• [Your goal] Without the pictures, output the records below word for word.

• [Records shown]
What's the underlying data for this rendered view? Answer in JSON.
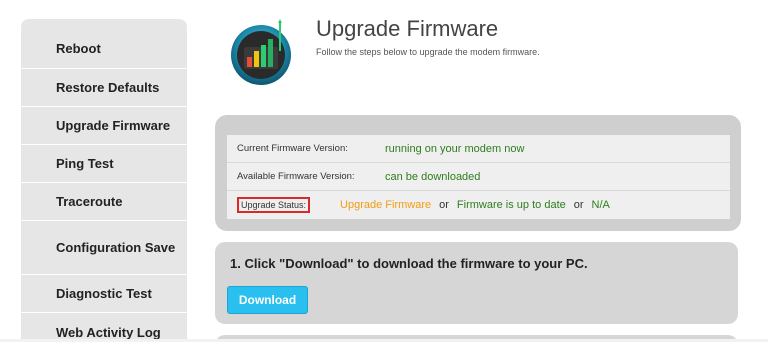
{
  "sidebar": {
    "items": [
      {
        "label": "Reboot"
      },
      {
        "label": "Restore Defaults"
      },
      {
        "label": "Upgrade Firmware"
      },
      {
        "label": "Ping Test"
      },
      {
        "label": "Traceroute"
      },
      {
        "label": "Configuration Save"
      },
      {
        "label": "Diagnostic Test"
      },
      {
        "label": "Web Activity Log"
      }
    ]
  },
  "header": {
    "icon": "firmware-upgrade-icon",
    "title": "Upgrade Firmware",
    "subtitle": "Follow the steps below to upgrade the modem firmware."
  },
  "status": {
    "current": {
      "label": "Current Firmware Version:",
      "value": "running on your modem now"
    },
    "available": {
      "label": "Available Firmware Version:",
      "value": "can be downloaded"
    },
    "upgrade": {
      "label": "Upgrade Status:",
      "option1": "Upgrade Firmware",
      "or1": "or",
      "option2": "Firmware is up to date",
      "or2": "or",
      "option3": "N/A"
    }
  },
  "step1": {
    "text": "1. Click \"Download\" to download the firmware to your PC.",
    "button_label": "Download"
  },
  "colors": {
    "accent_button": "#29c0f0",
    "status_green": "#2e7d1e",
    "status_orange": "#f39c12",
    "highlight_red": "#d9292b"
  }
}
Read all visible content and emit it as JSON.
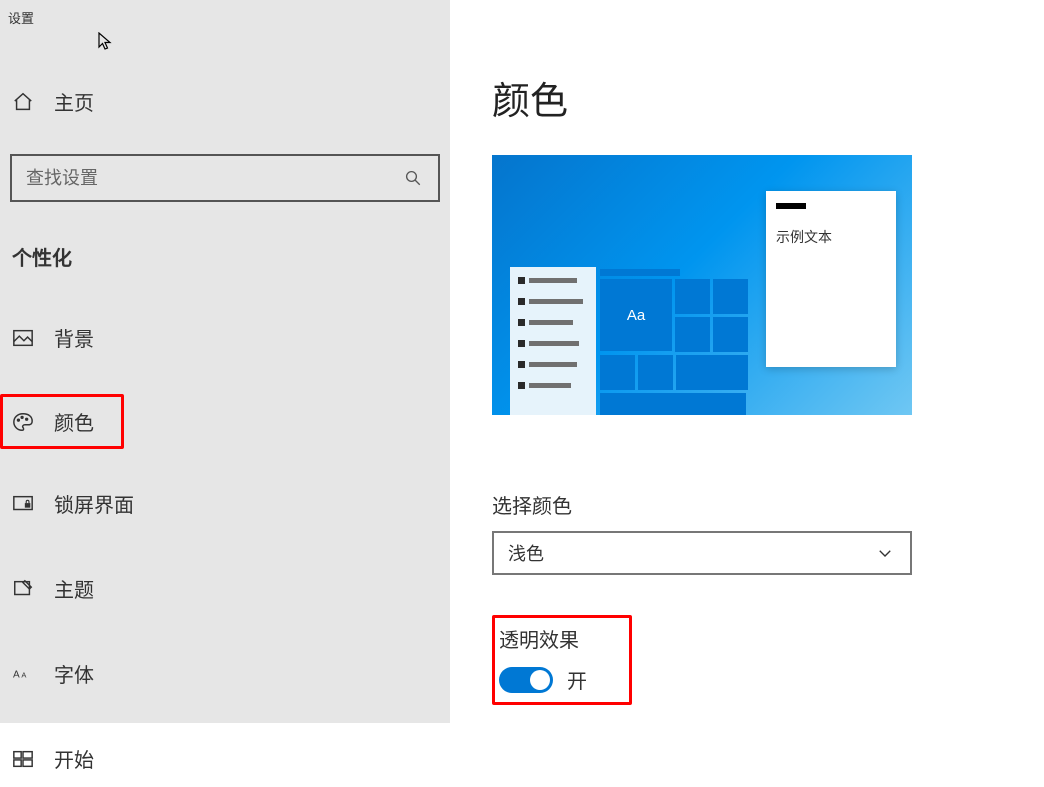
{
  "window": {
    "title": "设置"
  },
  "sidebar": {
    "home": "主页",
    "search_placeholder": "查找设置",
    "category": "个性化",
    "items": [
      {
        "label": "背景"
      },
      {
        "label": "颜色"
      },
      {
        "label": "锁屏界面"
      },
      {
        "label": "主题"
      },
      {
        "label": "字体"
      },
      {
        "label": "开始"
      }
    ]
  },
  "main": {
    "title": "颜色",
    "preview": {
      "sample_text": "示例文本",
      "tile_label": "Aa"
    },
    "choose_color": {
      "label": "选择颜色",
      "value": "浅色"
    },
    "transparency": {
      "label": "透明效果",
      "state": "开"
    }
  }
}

• [Solution to the problem]
What's the underlying data for this rendered view? Answer in JSON.
{
  "sidebar": {
    "items": [
      {
        "label": "Reboot"
      },
      {
        "label": "Restore Defaults"
      },
      {
        "label": "Upgrade Firmware"
      },
      {
        "label": "Ping Test"
      },
      {
        "label": "Traceroute"
      },
      {
        "label": "Configuration Save"
      },
      {
        "label": "Diagnostic Test"
      },
      {
        "label": "Web Activity Log"
      }
    ]
  },
  "header": {
    "icon": "firmware-upgrade-icon",
    "title": "Upgrade Firmware",
    "subtitle": "Follow the steps below to upgrade the modem firmware."
  },
  "status": {
    "current": {
      "label": "Current Firmware Version:",
      "value": "running on your modem now"
    },
    "available": {
      "label": "Available Firmware Version:",
      "value": "can be downloaded"
    },
    "upgrade": {
      "label": "Upgrade Status:",
      "option1": "Upgrade Firmware",
      "or1": "or",
      "option2": "Firmware is up to date",
      "or2": "or",
      "option3": "N/A"
    }
  },
  "step1": {
    "text": "1. Click \"Download\" to download the firmware to your PC.",
    "button_label": "Download"
  },
  "colors": {
    "accent_button": "#29c0f0",
    "status_green": "#2e7d1e",
    "status_orange": "#f39c12",
    "highlight_red": "#d9292b"
  }
}
Read all visible content and emit it as JSON.
{
  "window": {
    "title": "设置"
  },
  "sidebar": {
    "home": "主页",
    "search_placeholder": "查找设置",
    "category": "个性化",
    "items": [
      {
        "label": "背景"
      },
      {
        "label": "颜色"
      },
      {
        "label": "锁屏界面"
      },
      {
        "label": "主题"
      },
      {
        "label": "字体"
      },
      {
        "label": "开始"
      }
    ]
  },
  "main": {
    "title": "颜色",
    "preview": {
      "sample_text": "示例文本",
      "tile_label": "Aa"
    },
    "choose_color": {
      "label": "选择颜色",
      "value": "浅色"
    },
    "transparency": {
      "label": "透明效果",
      "state": "开"
    }
  }
}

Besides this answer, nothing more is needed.